**DIRECTIONS FOR THIS TASK**
Pick out every line of the entries below where "image" occurs, and copy those lines.

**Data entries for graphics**
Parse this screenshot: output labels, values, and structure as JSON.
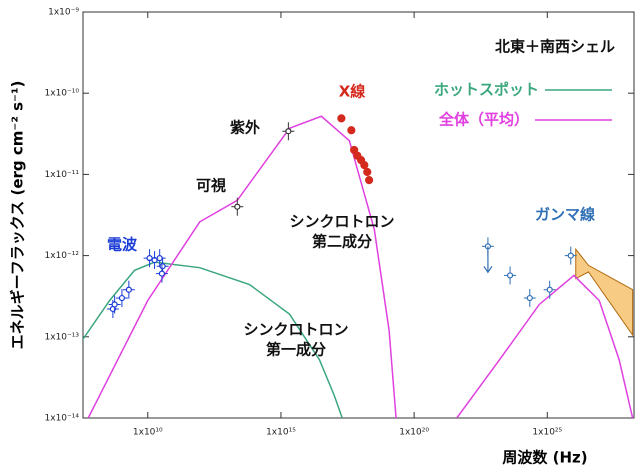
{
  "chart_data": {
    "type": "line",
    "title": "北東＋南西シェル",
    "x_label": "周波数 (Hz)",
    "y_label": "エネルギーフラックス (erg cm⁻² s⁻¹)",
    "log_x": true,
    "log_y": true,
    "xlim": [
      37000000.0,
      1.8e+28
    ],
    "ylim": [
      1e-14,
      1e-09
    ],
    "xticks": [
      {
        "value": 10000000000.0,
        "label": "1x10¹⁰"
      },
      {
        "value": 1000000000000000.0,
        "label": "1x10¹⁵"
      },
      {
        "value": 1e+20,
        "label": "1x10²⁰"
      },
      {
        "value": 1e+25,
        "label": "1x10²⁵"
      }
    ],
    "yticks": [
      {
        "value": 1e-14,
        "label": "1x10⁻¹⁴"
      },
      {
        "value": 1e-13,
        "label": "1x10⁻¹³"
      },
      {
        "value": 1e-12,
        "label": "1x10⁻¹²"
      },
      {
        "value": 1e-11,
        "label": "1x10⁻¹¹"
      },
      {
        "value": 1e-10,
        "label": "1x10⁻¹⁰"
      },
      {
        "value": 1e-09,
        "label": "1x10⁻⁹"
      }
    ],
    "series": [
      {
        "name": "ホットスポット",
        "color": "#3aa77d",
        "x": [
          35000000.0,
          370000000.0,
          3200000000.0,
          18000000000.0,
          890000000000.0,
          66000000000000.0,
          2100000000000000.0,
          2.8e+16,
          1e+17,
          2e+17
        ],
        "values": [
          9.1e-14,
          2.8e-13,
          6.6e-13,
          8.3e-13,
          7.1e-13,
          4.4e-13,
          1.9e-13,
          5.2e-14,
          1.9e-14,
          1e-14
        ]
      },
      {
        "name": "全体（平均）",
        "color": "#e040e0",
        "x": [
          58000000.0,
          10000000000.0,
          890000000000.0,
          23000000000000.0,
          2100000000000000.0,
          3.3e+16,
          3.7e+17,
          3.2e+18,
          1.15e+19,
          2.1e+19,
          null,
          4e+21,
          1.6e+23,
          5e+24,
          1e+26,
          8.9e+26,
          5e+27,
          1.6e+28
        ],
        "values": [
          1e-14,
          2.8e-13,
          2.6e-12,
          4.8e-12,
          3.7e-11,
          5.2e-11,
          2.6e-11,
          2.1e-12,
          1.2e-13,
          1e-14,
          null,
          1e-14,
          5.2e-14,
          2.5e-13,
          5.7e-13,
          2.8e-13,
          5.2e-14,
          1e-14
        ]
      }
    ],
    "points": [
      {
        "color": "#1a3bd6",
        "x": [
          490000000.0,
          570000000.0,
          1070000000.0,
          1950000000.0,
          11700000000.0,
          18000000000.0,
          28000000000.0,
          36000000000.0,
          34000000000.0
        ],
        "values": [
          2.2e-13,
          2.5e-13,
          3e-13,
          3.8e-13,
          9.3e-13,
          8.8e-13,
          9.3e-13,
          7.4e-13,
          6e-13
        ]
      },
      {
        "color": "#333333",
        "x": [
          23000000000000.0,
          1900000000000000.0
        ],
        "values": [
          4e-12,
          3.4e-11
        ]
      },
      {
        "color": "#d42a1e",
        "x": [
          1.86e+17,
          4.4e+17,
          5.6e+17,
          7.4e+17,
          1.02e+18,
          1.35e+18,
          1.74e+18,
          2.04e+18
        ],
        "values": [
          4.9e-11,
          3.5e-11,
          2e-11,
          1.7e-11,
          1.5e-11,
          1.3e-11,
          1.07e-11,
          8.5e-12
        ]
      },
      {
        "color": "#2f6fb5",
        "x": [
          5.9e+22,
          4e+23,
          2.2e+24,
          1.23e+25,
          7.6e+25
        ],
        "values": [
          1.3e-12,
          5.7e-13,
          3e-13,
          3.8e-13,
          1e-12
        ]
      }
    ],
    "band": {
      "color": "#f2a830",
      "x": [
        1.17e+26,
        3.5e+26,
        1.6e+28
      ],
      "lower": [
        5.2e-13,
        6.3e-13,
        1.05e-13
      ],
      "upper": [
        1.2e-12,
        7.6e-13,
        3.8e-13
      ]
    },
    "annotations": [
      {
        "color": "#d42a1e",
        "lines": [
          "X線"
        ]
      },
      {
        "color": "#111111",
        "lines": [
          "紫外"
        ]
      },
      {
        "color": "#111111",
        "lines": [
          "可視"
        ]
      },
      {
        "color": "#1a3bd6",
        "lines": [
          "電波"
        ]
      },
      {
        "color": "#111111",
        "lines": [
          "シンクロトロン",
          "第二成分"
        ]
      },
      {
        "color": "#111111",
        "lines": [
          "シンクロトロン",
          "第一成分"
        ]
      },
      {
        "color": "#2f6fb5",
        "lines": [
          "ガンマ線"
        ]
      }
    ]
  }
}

* * *

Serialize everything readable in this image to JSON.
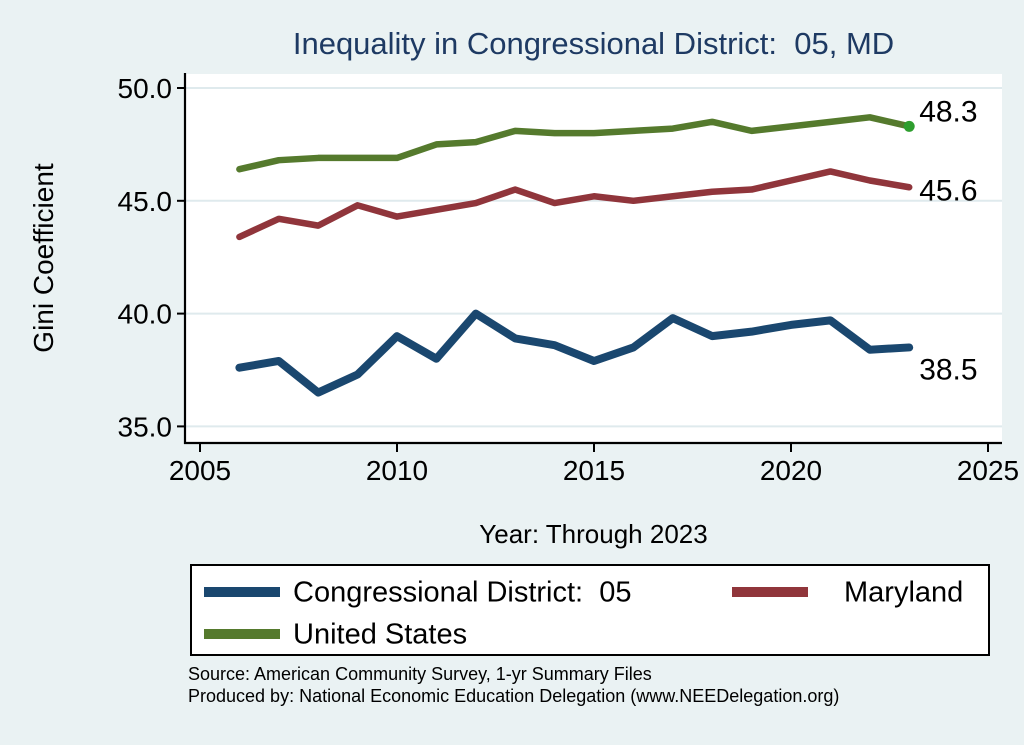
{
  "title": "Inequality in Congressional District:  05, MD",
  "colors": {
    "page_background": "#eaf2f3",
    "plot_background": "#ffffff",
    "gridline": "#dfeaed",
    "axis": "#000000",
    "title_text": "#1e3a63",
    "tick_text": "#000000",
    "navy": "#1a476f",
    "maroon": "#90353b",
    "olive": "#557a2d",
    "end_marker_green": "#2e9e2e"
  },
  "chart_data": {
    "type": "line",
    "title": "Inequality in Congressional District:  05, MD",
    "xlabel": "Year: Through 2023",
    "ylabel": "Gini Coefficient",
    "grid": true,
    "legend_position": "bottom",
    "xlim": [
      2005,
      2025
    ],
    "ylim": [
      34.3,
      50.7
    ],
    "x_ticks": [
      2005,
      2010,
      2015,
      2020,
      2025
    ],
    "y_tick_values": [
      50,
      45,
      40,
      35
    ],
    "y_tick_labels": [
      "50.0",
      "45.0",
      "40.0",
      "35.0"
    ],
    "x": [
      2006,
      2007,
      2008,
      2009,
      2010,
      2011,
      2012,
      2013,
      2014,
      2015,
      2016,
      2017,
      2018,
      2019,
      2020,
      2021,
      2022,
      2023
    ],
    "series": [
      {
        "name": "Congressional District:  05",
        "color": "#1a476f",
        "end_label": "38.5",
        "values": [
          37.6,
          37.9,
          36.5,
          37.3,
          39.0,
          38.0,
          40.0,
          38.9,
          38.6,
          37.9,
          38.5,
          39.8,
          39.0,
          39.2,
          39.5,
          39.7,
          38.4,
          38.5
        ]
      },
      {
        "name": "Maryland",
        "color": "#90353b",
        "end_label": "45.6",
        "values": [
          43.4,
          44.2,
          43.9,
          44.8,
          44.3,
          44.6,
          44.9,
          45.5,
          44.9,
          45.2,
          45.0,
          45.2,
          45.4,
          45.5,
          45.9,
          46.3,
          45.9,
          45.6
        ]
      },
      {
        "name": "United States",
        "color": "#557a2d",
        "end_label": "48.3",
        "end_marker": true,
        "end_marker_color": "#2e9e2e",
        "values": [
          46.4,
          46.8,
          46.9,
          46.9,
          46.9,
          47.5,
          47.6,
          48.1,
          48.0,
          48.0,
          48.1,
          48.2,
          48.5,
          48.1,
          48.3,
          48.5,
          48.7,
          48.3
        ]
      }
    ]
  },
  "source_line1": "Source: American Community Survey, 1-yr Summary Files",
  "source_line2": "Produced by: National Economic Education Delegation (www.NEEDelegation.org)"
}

--

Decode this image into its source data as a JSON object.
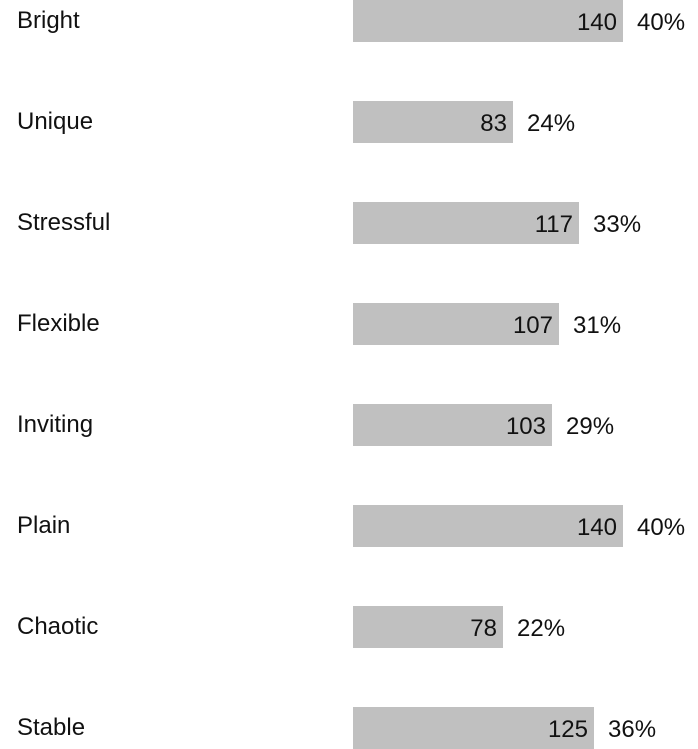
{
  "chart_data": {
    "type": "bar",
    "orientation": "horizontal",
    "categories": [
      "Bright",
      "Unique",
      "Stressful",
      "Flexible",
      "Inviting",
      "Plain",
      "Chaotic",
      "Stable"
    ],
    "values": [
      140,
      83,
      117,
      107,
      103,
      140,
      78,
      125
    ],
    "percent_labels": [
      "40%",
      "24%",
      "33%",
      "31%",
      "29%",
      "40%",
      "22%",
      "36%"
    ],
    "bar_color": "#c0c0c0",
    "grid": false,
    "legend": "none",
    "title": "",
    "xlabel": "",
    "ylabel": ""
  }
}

**THE COMPLETED TASK**
Serialize everything readable in this image to JSON.
Decode this image into its source data as a JSON object.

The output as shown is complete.